**REQUIREMENT**
Can you reproduce the data beneath, keeping every line exact?

## Start DATA PROVIDED

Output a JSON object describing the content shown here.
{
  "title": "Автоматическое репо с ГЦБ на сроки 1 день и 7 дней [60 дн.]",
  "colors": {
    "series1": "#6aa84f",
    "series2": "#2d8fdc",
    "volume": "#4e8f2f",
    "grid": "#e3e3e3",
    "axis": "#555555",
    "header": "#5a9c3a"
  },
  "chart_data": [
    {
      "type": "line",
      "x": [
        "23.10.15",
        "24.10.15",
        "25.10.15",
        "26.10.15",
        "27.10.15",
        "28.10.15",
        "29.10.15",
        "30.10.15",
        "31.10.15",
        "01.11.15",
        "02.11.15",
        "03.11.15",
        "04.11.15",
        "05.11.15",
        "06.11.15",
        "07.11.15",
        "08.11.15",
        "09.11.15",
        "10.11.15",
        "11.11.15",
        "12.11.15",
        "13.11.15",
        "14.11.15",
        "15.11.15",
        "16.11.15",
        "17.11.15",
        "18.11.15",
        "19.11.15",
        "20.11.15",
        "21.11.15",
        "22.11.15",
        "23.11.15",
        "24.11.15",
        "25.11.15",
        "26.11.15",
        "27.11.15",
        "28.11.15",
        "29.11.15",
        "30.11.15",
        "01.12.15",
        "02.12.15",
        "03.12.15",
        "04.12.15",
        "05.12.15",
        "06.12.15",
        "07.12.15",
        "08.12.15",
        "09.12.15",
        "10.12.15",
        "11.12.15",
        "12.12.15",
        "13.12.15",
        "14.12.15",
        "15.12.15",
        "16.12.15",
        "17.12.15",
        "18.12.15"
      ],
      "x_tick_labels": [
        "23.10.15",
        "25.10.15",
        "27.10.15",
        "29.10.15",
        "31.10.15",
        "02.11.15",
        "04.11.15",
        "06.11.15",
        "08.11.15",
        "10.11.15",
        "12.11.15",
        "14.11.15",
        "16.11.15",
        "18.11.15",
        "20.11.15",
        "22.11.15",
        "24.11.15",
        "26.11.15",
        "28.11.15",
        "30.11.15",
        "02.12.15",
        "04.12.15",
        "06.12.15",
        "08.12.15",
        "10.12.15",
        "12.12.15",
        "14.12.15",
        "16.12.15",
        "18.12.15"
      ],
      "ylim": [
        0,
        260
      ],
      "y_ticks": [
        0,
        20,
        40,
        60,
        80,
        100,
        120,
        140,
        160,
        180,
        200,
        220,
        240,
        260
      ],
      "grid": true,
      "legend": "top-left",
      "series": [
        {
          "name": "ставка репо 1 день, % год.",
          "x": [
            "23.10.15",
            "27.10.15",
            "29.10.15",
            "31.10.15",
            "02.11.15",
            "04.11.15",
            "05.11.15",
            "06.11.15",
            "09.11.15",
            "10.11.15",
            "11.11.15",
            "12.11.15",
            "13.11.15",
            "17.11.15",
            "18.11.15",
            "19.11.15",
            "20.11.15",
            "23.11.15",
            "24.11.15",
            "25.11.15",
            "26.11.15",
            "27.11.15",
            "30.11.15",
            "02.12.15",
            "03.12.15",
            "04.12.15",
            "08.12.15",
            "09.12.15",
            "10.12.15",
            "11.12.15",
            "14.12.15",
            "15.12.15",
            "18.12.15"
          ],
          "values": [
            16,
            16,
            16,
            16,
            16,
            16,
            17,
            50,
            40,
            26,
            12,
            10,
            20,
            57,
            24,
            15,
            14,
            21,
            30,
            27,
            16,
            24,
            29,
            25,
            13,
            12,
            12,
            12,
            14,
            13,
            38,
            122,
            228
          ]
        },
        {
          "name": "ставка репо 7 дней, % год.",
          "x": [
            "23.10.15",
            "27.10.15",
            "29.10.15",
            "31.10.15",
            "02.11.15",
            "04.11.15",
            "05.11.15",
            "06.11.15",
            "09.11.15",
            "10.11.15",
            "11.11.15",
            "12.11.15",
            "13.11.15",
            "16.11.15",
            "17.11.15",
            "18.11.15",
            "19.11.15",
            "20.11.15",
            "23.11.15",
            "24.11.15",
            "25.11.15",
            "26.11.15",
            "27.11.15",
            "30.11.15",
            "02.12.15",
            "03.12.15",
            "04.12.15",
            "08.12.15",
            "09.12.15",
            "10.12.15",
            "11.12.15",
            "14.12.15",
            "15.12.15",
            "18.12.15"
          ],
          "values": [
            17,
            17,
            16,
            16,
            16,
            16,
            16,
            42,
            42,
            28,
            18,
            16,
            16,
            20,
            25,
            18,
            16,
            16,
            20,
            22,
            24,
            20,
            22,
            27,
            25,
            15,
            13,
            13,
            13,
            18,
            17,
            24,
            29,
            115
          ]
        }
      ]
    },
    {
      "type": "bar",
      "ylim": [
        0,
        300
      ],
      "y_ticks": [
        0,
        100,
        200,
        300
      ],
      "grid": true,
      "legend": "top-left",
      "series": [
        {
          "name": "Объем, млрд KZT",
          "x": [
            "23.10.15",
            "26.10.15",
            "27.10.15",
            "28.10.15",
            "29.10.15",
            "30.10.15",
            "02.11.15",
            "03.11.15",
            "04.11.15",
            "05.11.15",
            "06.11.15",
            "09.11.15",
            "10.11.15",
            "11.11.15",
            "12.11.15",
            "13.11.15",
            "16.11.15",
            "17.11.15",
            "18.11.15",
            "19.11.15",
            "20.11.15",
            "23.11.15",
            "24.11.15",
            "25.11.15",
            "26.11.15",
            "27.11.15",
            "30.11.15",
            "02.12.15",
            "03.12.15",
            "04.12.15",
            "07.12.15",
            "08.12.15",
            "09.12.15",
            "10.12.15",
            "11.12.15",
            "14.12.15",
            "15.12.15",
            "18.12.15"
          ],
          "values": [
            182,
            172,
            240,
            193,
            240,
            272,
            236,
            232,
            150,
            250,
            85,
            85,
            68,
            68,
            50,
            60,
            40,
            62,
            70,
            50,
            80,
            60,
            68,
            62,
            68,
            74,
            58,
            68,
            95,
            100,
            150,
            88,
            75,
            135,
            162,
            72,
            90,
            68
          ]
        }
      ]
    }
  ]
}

## End DATA PROVIDED

**ANSWER TO THE TASK**
Output a JSON object describing the content shown here.
{
  "title": "Автоматическое репо с ГЦБ на сроки 1 день и 7 дней [60 дн.]",
  "colors": {
    "series1": "#6aa84f",
    "series2": "#2d8fdc",
    "volume": "#4e8f2f",
    "grid": "#e3e3e3",
    "axis": "#555555",
    "header": "#5a9c3a"
  },
  "chart_data": [
    {
      "type": "line",
      "x": [
        "23.10.15",
        "24.10.15",
        "25.10.15",
        "26.10.15",
        "27.10.15",
        "28.10.15",
        "29.10.15",
        "30.10.15",
        "31.10.15",
        "01.11.15",
        "02.11.15",
        "03.11.15",
        "04.11.15",
        "05.11.15",
        "06.11.15",
        "07.11.15",
        "08.11.15",
        "09.11.15",
        "10.11.15",
        "11.11.15",
        "12.11.15",
        "13.11.15",
        "14.11.15",
        "15.11.15",
        "16.11.15",
        "17.11.15",
        "18.11.15",
        "19.11.15",
        "20.11.15",
        "21.11.15",
        "22.11.15",
        "23.11.15",
        "24.11.15",
        "25.11.15",
        "26.11.15",
        "27.11.15",
        "28.11.15",
        "29.11.15",
        "30.11.15",
        "01.12.15",
        "02.12.15",
        "03.12.15",
        "04.12.15",
        "05.12.15",
        "06.12.15",
        "07.12.15",
        "08.12.15",
        "09.12.15",
        "10.12.15",
        "11.12.15",
        "12.12.15",
        "13.12.15",
        "14.12.15",
        "15.12.15",
        "16.12.15",
        "17.12.15",
        "18.12.15"
      ],
      "x_tick_labels": [
        "23.10.15",
        "25.10.15",
        "27.10.15",
        "29.10.15",
        "31.10.15",
        "02.11.15",
        "04.11.15",
        "06.11.15",
        "08.11.15",
        "10.11.15",
        "12.11.15",
        "14.11.15",
        "16.11.15",
        "18.11.15",
        "20.11.15",
        "22.11.15",
        "24.11.15",
        "26.11.15",
        "28.11.15",
        "30.11.15",
        "02.12.15",
        "04.12.15",
        "06.12.15",
        "08.12.15",
        "10.12.15",
        "12.12.15",
        "14.12.15",
        "16.12.15",
        "18.12.15"
      ],
      "ylim": [
        0,
        260
      ],
      "y_ticks": [
        0,
        20,
        40,
        60,
        80,
        100,
        120,
        140,
        160,
        180,
        200,
        220,
        240,
        260
      ],
      "grid": true,
      "legend": "top-left",
      "series": [
        {
          "name": "ставка репо 1 день, % год.",
          "x": [
            "23.10.15",
            "27.10.15",
            "29.10.15",
            "31.10.15",
            "02.11.15",
            "04.11.15",
            "05.11.15",
            "06.11.15",
            "09.11.15",
            "10.11.15",
            "11.11.15",
            "12.11.15",
            "13.11.15",
            "17.11.15",
            "18.11.15",
            "19.11.15",
            "20.11.15",
            "23.11.15",
            "24.11.15",
            "25.11.15",
            "26.11.15",
            "27.11.15",
            "30.11.15",
            "02.12.15",
            "03.12.15",
            "04.12.15",
            "08.12.15",
            "09.12.15",
            "10.12.15",
            "11.12.15",
            "14.12.15",
            "15.12.15",
            "18.12.15"
          ],
          "values": [
            16,
            16,
            16,
            16,
            16,
            16,
            17,
            50,
            40,
            26,
            12,
            10,
            20,
            57,
            24,
            15,
            14,
            21,
            30,
            27,
            16,
            24,
            29,
            25,
            13,
            12,
            12,
            12,
            14,
            13,
            38,
            122,
            228
          ]
        },
        {
          "name": "ставка репо 7 дней, % год.",
          "x": [
            "23.10.15",
            "27.10.15",
            "29.10.15",
            "31.10.15",
            "02.11.15",
            "04.11.15",
            "05.11.15",
            "06.11.15",
            "09.11.15",
            "10.11.15",
            "11.11.15",
            "12.11.15",
            "13.11.15",
            "16.11.15",
            "17.11.15",
            "18.11.15",
            "19.11.15",
            "20.11.15",
            "23.11.15",
            "24.11.15",
            "25.11.15",
            "26.11.15",
            "27.11.15",
            "30.11.15",
            "02.12.15",
            "03.12.15",
            "04.12.15",
            "08.12.15",
            "09.12.15",
            "10.12.15",
            "11.12.15",
            "14.12.15",
            "15.12.15",
            "18.12.15"
          ],
          "values": [
            17,
            17,
            16,
            16,
            16,
            16,
            16,
            42,
            42,
            28,
            18,
            16,
            16,
            20,
            25,
            18,
            16,
            16,
            20,
            22,
            24,
            20,
            22,
            27,
            25,
            15,
            13,
            13,
            13,
            18,
            17,
            24,
            29,
            115
          ]
        }
      ]
    },
    {
      "type": "bar",
      "ylim": [
        0,
        300
      ],
      "y_ticks": [
        0,
        100,
        200,
        300
      ],
      "grid": true,
      "legend": "top-left",
      "series": [
        {
          "name": "Объем, млрд KZT",
          "x": [
            "23.10.15",
            "26.10.15",
            "27.10.15",
            "28.10.15",
            "29.10.15",
            "30.10.15",
            "02.11.15",
            "03.11.15",
            "04.11.15",
            "05.11.15",
            "06.11.15",
            "09.11.15",
            "10.11.15",
            "11.11.15",
            "12.11.15",
            "13.11.15",
            "16.11.15",
            "17.11.15",
            "18.11.15",
            "19.11.15",
            "20.11.15",
            "23.11.15",
            "24.11.15",
            "25.11.15",
            "26.11.15",
            "27.11.15",
            "30.11.15",
            "02.12.15",
            "03.12.15",
            "04.12.15",
            "07.12.15",
            "08.12.15",
            "09.12.15",
            "10.12.15",
            "11.12.15",
            "14.12.15",
            "15.12.15",
            "18.12.15"
          ],
          "values": [
            182,
            172,
            240,
            193,
            240,
            272,
            236,
            232,
            150,
            250,
            85,
            85,
            68,
            68,
            50,
            60,
            40,
            62,
            70,
            50,
            80,
            60,
            68,
            62,
            68,
            74,
            58,
            68,
            95,
            100,
            150,
            88,
            75,
            135,
            162,
            72,
            90,
            68
          ]
        }
      ]
    }
  ]
}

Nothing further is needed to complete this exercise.